- [GOAL]:
Please lay out each line of the records below as a JSON list of strings, one string per line, omitting blank lines. Leave the picture markers out.

Element location data
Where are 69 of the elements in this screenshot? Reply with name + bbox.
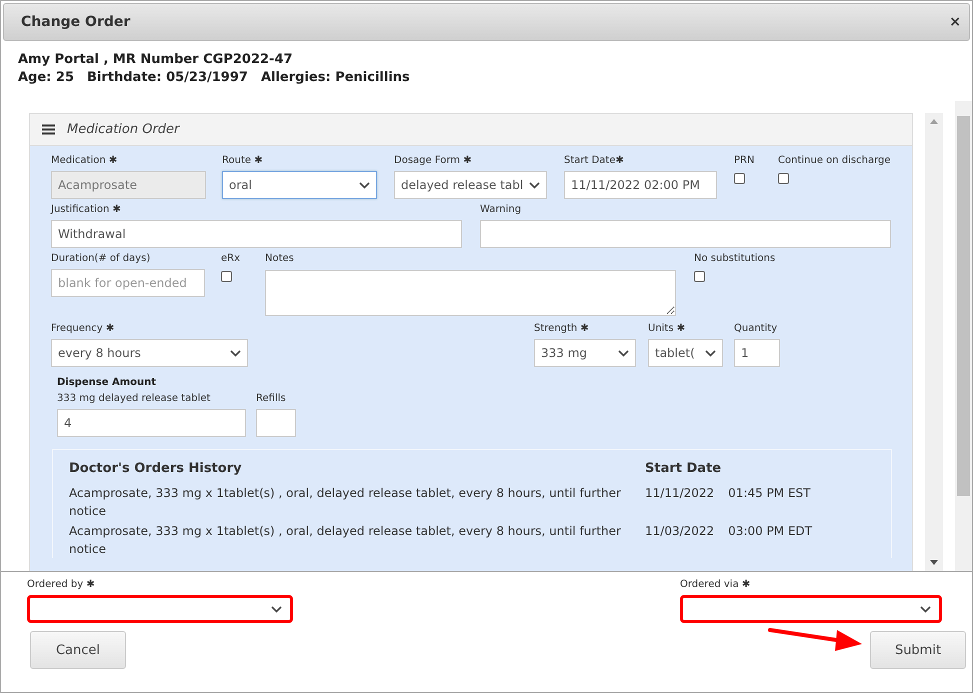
dropdown[interactable]: oral (222, 171, 377, 199)
dropdown[interactable]: 333 mg (534, 339, 636, 367)
field-label: PRN (734, 154, 756, 167)
field-label: Medication ✱ (51, 154, 118, 167)
scroll-up-icon[interactable] (930, 119, 938, 124)
patient-detail: Allergies: Penicillins (260, 69, 410, 87)
patient-detail: Birthdate: 05/23/1997 (87, 69, 248, 87)
caret-icon (230, 350, 241, 356)
menu-icon[interactable] (42, 124, 55, 135)
checkbox[interactable] (778, 173, 789, 184)
notes-field[interactable] (265, 270, 676, 316)
field-label: Dosage Form ✱ (394, 154, 473, 167)
field-label: Route ✱ (222, 154, 264, 167)
checkbox[interactable] (694, 271, 705, 282)
dropdown[interactable]: every 8 hours (51, 339, 248, 367)
text-field[interactable]: 11/11/2022 02:00 PM (564, 171, 717, 199)
checkbox[interactable] (221, 271, 232, 282)
column-header: Start Date (645, 460, 722, 478)
field-label: Strength ✱ (534, 322, 590, 335)
field-label: Continue on discharge (778, 154, 891, 167)
text-field[interactable] (480, 220, 891, 248)
action-button[interactable]: Submit (870, 631, 966, 669)
patient-name: Amy Portal , MR Number CGP2022-47 (18, 51, 294, 69)
caret-icon (618, 350, 629, 356)
text-field[interactable] (256, 409, 296, 437)
field-label: Notes (265, 252, 295, 265)
field-label: Refills (256, 392, 287, 405)
text-field[interactable]: 4 (57, 409, 246, 437)
scrollbar[interactable] (955, 101, 972, 571)
checkbox[interactable] (734, 173, 745, 184)
scrollbar[interactable] (925, 113, 943, 571)
section-title: Dispense Amount (57, 377, 158, 388)
dropdown[interactable]: tablet( (648, 339, 723, 367)
caret-icon (705, 350, 716, 356)
patient-detail: Age: 25 (18, 69, 74, 87)
window-title: Change Order (21, 14, 130, 30)
caret-icon (529, 182, 540, 188)
text-field[interactable]: Withdrawal (51, 220, 462, 248)
text-field[interactable]: blank for open-ended (51, 269, 205, 297)
order-text: Acamprosate, 333 mg x 1tablet(s) , oral, delayed release tablet, every 8 hours, until further notice (69, 485, 622, 520)
scroll-down-icon[interactable] (930, 560, 938, 565)
field-label: eRx (221, 252, 242, 265)
field-label: Justification ✱ (51, 203, 122, 216)
order-time: 03:00 PM EDT (728, 523, 812, 540)
order-text: Acamprosate, 333 mg x 1tablet(s) , oral, delayed release tablet, every 8 hours, until further notice (69, 523, 622, 558)
field-label: Ordered via ✱ (680, 578, 752, 591)
order-time: 01:45 PM EST (728, 485, 811, 502)
order-date: 11/11/2022 (645, 485, 714, 502)
dropdown[interactable]: delayed release tabl (394, 171, 547, 199)
caret-icon (271, 606, 282, 612)
field-label: Warning (480, 203, 522, 216)
dropdown[interactable] (27, 595, 293, 623)
field-label: No substitutions (694, 252, 776, 265)
field-label: Units ✱ (648, 322, 686, 335)
panel-title: Medication Order (67, 122, 180, 137)
caret-icon (920, 606, 931, 612)
field-label: Duration(# of days) (51, 252, 152, 265)
field-label: Ordered by ✱ (27, 578, 96, 591)
caret-icon (359, 182, 370, 188)
text-field[interactable]: 1 (734, 339, 780, 367)
field-label: Start Date✱ (564, 154, 625, 167)
field-label: 333 mg delayed release tablet (57, 392, 212, 405)
column-header: Doctor's Orders History (69, 460, 243, 478)
dropdown[interactable] (680, 595, 942, 623)
field-label: Frequency ✱ (51, 322, 116, 335)
action-button[interactable]: Cancel (30, 631, 126, 669)
order-date: 11/03/2022 (645, 523, 714, 540)
field-label: Quantity (734, 322, 778, 335)
close-button[interactable]: × (949, 14, 961, 30)
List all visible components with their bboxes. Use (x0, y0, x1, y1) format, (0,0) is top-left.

- [EXERCISE SOLUTION]:
[
  "Where are 69 of the elements in this screenshot? Reply with name + bbox.",
  "dropdown[interactable]: oral (222, 171, 377, 199)",
  "dropdown[interactable]: 333 mg (534, 339, 636, 367)",
  "field-label: PRN (734, 154, 756, 167)",
  "field-label: Medication ✱ (51, 154, 118, 167)",
  "scroll-up-icon[interactable] (930, 119, 938, 124)",
  "patient-detail: Allergies: Penicillins (260, 69, 410, 87)",
  "patient-detail: Birthdate: 05/23/1997 (87, 69, 248, 87)",
  "caret-icon (230, 350, 241, 356)",
  "menu-icon[interactable] (42, 124, 55, 135)",
  "checkbox[interactable] (778, 173, 789, 184)",
  "notes-field[interactable] (265, 270, 676, 316)",
  "field-label: Dosage Form ✱ (394, 154, 473, 167)",
  "field-label: Route ✱ (222, 154, 264, 167)",
  "checkbox[interactable] (694, 271, 705, 282)",
  "dropdown[interactable]: every 8 hours (51, 339, 248, 367)",
  "text-field[interactable]: 11/11/2022 02:00 PM (564, 171, 717, 199)",
  "checkbox[interactable] (221, 271, 232, 282)",
  "column-header: Start Date (645, 460, 722, 478)",
  "field-label: Strength ✱ (534, 322, 590, 335)",
  "field-label: Continue on discharge (778, 154, 891, 167)",
  "text-field[interactable] (480, 220, 891, 248)",
  "action-button[interactable]: Submit (870, 631, 966, 669)",
  "patient-name: Amy Portal , MR Number CGP2022-47 (18, 51, 294, 69)",
  "caret-icon (618, 350, 629, 356)",
  "text-field[interactable] (256, 409, 296, 437)",
  "field-label: Notes (265, 252, 295, 265)",
  "field-label: Refills (256, 392, 287, 405)",
  "text-field[interactable]: 4 (57, 409, 246, 437)",
  "scrollbar[interactable] (955, 101, 972, 571)",
  "checkbox[interactable] (734, 173, 745, 184)",
  "scrollbar[interactable] (925, 113, 943, 571)",
  "section-title: Dispense Amount (57, 377, 158, 388)",
  "dropdown[interactable]: tablet( (648, 339, 723, 367)",
  "caret-icon (705, 350, 716, 356)",
  "patient-detail: Age: 25 (18, 69, 74, 87)",
  "window-title: Change Order (21, 14, 130, 30)",
  "caret-icon (529, 182, 540, 188)",
  "text-field[interactable]: Withdrawal (51, 220, 462, 248)",
  "text-field[interactable]: blank for open-ended (51, 269, 205, 297)",
  "order-text: Acamprosate, 333 mg x 1tablet(s) , oral, delayed release tablet, every 8 hours, until further notice (69, 485, 622, 520)",
  "scroll-down-icon[interactable] (930, 560, 938, 565)",
  "field-label: eRx (221, 252, 242, 265)",
  "field-label: Justification ✱ (51, 203, 122, 216)",
  "order-time: 03:00 PM EDT (728, 523, 812, 540)",
  "order-text: Acamprosate, 333 mg x 1tablet(s) , oral, delayed release tablet, every 8 hours, until further notice (69, 523, 622, 558)",
  "field-label: Ordered via ✱ (680, 578, 752, 591)",
  "order-time: 01:45 PM EST (728, 485, 811, 502)",
  "order-date: 11/11/2022 (645, 485, 714, 502)",
  "dropdown[interactable]: delayed release tabl (394, 171, 547, 199)",
  "caret-icon (271, 606, 282, 612)",
  "field-label: Warning (480, 203, 522, 216)",
  "dropdown[interactable] (27, 595, 293, 623)",
  "field-label: No substitutions (694, 252, 776, 265)",
  "field-label: Units ✱ (648, 322, 686, 335)",
  "panel-title: Medication Order (67, 122, 180, 137)",
  "caret-icon (920, 606, 931, 612)",
  "field-label: Duration(# of days) (51, 252, 152, 265)",
  "field-label: Ordered by ✱ (27, 578, 96, 591)",
  "caret-icon (359, 182, 370, 188)",
  "text-field[interactable]: 1 (734, 339, 780, 367)",
  "field-label: Start Date✱ (564, 154, 625, 167)",
  "field-label: 333 mg delayed release tablet (57, 392, 212, 405)",
  "column-header: Doctor's Orders History (69, 460, 243, 478)",
  "dropdown[interactable] (680, 595, 942, 623)",
  "field-label: Frequency ✱ (51, 322, 116, 335)",
  "action-button[interactable]: Cancel (30, 631, 126, 669)",
  "order-date: 11/03/2022 (645, 523, 714, 540)",
  "field-label: Quantity (734, 322, 778, 335)",
  "close-button[interactable]: × (949, 14, 961, 30)",
  "List all visible components with their bboxes. Use (x0, y0, x1, y1) format, (0,0) is top-left."
]